_EXERCISE REQUIREMENTS:_ Only lines with the word "value" are needed; collect each of them from the listing below.

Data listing
◆ ◆ ◆ ◆
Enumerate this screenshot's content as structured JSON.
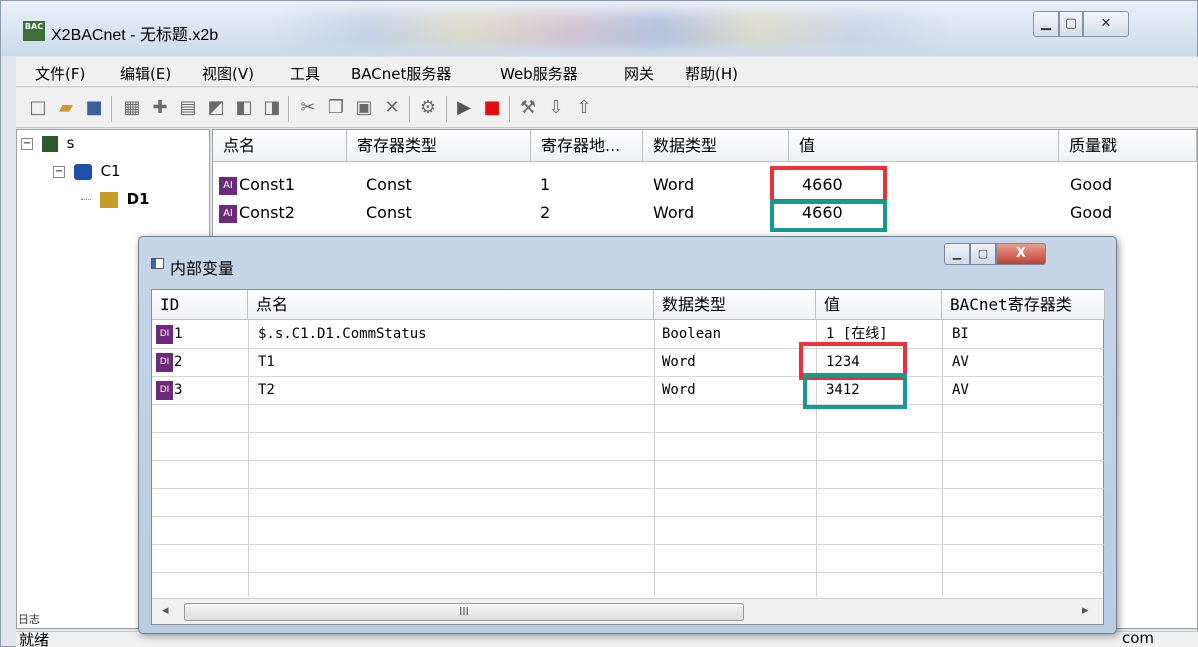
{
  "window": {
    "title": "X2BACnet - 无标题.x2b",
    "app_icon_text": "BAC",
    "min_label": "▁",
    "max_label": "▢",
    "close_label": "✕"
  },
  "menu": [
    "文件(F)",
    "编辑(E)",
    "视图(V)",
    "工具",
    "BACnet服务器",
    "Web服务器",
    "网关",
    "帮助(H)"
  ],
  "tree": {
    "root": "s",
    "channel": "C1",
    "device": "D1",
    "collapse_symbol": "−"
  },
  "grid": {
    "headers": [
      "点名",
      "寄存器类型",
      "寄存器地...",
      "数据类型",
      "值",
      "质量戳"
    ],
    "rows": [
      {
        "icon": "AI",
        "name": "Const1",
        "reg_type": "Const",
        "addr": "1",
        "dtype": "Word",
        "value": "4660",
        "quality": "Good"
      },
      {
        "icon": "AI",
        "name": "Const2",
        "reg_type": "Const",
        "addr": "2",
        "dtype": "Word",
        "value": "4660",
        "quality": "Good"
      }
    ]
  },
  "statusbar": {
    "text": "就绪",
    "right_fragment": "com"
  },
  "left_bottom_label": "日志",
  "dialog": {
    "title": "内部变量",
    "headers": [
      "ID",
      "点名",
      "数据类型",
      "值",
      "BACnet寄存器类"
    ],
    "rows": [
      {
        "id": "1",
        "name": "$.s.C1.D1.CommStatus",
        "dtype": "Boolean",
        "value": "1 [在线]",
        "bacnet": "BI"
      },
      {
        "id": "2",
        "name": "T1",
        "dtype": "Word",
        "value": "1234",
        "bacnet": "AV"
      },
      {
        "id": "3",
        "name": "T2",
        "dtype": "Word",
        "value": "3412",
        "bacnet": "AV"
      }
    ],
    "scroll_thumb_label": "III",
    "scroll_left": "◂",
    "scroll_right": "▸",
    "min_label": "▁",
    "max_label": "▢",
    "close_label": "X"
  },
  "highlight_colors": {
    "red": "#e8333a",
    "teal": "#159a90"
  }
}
◆ ◆ ◆ ◆
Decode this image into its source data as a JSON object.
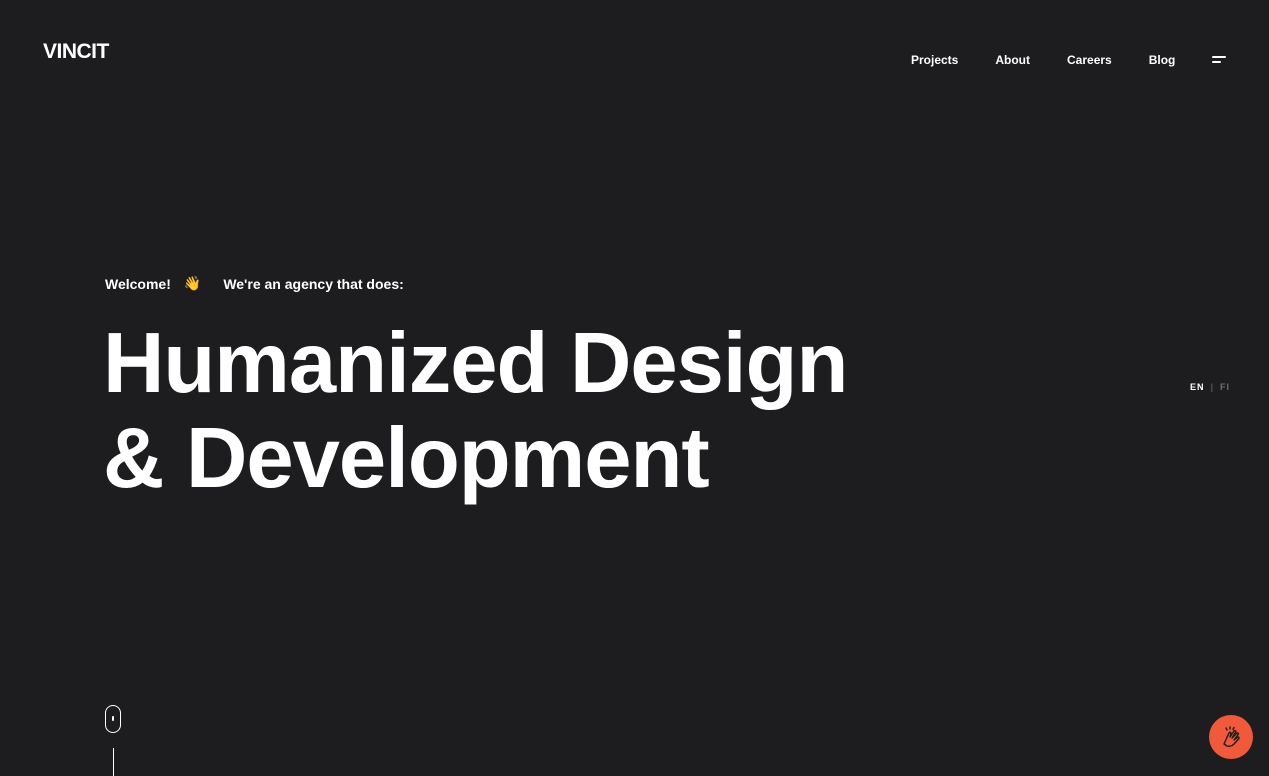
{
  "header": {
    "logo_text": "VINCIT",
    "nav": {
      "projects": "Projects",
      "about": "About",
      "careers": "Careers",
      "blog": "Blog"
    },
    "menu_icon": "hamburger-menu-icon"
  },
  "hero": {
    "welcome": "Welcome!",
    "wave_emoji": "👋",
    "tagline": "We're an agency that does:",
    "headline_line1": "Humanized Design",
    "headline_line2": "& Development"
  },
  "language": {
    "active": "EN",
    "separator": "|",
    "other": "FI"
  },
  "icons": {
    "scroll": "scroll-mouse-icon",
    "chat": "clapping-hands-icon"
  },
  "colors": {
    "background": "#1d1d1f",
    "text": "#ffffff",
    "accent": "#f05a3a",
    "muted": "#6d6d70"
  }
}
◆ ◆ ◆ ◆
_REPLY TO THE EXERCISE:_
        "value": "4660",
        "value": "4660",
        "value": "1 [在线]",
        "value": "1234",
        "value": "3412",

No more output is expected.